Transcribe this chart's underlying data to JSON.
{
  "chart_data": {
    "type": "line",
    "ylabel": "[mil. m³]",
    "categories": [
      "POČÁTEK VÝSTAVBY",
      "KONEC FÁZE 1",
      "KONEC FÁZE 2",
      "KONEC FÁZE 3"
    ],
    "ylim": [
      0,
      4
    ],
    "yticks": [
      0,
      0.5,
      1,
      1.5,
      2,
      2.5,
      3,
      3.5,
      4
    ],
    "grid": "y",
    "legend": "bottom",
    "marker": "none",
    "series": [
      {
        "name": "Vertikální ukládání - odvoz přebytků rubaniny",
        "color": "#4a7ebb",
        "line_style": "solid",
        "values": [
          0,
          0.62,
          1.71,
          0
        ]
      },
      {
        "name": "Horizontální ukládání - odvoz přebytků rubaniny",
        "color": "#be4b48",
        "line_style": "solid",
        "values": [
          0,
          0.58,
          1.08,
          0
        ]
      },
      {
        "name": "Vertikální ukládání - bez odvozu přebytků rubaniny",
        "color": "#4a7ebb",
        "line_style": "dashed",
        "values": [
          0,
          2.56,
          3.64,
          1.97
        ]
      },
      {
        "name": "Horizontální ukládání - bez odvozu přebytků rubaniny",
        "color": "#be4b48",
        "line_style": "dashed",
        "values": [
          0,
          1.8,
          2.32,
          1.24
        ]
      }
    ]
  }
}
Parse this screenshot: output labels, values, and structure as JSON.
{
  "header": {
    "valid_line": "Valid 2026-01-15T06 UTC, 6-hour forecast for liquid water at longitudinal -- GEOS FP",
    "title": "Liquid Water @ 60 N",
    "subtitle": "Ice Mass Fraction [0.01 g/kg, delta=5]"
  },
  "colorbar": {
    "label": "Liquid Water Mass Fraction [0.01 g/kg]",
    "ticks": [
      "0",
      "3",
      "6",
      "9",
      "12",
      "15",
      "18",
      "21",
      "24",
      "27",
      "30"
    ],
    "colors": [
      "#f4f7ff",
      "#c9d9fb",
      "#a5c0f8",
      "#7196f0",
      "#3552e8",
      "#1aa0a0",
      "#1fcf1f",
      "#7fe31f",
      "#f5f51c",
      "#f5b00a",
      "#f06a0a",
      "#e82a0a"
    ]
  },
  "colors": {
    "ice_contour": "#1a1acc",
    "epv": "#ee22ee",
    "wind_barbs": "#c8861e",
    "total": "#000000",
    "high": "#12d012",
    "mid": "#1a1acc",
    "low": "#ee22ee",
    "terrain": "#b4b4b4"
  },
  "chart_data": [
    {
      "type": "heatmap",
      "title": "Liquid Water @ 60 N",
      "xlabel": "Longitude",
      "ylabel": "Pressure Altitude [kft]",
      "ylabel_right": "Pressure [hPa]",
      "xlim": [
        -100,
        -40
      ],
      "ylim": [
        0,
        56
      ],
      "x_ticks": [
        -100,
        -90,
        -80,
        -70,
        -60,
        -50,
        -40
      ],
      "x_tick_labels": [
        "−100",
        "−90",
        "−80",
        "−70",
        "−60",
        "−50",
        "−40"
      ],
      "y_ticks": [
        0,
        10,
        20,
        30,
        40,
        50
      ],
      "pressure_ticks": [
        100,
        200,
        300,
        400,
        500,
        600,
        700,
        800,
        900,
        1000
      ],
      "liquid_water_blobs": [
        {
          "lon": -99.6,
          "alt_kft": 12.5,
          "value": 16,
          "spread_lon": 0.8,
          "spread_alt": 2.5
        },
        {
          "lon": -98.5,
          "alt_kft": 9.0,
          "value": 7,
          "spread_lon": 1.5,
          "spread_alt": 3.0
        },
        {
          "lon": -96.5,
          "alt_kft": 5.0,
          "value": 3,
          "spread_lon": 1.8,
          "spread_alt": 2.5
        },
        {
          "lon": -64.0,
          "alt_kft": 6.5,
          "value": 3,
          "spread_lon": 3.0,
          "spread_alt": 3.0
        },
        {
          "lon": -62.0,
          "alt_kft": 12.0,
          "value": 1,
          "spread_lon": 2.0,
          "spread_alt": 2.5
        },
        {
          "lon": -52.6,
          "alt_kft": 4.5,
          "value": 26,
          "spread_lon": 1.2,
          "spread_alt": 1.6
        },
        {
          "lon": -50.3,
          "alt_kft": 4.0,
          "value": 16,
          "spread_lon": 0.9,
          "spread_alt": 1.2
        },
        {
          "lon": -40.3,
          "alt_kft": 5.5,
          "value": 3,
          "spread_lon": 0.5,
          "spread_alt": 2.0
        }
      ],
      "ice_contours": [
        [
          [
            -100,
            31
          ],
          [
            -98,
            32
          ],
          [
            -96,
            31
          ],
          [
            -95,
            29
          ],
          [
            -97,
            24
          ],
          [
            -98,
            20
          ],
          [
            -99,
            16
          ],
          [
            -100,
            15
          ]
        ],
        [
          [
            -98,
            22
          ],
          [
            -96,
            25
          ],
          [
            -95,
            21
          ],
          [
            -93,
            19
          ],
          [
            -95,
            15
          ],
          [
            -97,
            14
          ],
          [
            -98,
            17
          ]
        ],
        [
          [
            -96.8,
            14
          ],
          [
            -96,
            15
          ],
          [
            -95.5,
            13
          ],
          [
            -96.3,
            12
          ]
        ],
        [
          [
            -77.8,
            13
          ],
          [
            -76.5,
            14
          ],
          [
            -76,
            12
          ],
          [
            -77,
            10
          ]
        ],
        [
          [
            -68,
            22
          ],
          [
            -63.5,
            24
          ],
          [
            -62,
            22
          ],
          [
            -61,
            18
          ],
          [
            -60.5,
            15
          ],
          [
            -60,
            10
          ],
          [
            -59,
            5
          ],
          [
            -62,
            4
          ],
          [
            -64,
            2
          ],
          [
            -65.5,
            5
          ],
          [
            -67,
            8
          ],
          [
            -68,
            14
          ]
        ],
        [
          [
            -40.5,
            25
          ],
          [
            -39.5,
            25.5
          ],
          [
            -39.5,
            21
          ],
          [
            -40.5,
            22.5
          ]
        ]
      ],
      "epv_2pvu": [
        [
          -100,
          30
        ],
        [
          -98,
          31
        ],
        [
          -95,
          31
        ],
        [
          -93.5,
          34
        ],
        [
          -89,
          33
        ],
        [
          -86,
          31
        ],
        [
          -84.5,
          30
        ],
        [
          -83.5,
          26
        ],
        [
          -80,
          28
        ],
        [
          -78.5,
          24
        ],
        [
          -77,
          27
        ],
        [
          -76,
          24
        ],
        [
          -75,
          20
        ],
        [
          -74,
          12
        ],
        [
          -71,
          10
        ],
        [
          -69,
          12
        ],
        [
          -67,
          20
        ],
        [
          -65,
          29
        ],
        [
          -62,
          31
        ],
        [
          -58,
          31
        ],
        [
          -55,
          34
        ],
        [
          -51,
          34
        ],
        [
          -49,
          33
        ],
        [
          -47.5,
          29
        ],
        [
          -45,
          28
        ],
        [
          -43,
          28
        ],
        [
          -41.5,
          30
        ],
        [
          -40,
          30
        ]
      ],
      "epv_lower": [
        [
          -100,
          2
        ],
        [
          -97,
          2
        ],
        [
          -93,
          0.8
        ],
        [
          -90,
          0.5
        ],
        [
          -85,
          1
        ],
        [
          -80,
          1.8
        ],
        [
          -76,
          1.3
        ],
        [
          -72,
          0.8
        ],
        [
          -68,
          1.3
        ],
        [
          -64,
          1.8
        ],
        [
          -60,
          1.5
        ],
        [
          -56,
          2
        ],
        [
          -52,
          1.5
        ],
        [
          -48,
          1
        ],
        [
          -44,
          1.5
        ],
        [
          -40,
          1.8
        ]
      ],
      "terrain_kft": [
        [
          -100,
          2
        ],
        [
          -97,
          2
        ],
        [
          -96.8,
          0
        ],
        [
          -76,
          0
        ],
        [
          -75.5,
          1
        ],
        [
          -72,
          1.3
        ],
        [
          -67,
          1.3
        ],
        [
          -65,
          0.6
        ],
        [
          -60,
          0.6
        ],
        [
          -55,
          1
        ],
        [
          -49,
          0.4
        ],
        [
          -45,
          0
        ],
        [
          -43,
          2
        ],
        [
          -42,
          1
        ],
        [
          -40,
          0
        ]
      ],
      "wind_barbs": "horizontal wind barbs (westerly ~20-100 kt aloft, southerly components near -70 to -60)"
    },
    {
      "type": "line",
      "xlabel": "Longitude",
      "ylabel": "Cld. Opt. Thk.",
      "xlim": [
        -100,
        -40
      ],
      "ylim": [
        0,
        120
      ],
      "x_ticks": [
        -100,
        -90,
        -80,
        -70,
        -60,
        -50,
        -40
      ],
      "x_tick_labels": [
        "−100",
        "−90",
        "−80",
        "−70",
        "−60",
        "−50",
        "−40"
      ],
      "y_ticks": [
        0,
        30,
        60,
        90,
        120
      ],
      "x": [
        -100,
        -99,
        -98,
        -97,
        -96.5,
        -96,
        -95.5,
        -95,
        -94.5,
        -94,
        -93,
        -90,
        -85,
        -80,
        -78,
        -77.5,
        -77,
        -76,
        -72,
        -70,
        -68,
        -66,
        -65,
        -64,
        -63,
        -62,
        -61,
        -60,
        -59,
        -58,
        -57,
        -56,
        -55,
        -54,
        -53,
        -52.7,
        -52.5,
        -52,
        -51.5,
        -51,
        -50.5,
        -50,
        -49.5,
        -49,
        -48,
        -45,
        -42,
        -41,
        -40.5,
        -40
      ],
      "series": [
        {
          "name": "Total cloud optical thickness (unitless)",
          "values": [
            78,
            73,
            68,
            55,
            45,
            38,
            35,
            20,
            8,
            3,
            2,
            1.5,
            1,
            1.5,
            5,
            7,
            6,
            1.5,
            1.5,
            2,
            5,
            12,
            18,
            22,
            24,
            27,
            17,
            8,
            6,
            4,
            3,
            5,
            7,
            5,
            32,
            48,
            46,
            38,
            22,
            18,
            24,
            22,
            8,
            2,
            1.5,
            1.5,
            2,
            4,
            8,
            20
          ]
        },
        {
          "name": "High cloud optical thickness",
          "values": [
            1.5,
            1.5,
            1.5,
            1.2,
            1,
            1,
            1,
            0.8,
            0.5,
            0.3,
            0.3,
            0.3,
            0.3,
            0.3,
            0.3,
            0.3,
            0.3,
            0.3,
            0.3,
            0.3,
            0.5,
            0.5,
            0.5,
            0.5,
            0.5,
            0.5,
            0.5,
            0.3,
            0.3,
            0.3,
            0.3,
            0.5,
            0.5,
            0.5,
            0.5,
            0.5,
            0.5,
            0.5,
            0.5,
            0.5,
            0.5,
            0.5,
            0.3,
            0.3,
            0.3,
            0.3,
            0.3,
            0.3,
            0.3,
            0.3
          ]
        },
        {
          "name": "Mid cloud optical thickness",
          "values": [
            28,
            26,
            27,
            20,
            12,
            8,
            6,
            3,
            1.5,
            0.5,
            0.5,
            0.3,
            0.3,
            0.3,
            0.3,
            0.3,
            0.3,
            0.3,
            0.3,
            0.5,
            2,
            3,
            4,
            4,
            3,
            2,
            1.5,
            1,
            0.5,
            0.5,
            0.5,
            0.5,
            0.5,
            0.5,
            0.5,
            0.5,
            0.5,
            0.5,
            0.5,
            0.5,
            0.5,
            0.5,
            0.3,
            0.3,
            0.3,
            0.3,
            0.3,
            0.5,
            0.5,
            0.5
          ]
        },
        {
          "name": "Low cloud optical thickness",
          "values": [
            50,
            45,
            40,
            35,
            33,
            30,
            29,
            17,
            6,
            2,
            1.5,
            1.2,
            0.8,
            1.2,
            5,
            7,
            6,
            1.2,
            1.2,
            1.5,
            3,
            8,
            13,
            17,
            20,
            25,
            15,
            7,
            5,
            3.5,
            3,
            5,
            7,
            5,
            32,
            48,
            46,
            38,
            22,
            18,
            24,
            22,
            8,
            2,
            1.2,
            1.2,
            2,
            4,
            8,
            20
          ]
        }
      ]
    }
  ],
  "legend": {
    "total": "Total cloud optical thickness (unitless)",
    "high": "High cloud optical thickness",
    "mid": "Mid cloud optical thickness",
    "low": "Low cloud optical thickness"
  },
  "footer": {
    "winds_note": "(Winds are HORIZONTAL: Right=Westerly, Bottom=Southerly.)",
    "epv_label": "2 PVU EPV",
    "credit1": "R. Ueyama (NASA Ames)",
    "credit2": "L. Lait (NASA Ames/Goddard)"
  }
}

GOAL OF THE EXERCISE => Extract from the material all lines containing the string "přebytků".

THE SOLUTION =>
        "name": "Vertikální ukládání - odvoz přebytků rubaniny",
        "name": "Horizontální ukládání - odvoz přebytků rubaniny",
        "name": "Vertikální ukládání - bez odvozu přebytků rubaniny",
        "name": "Horizontální ukládání - bez odvozu přebytků rubaniny",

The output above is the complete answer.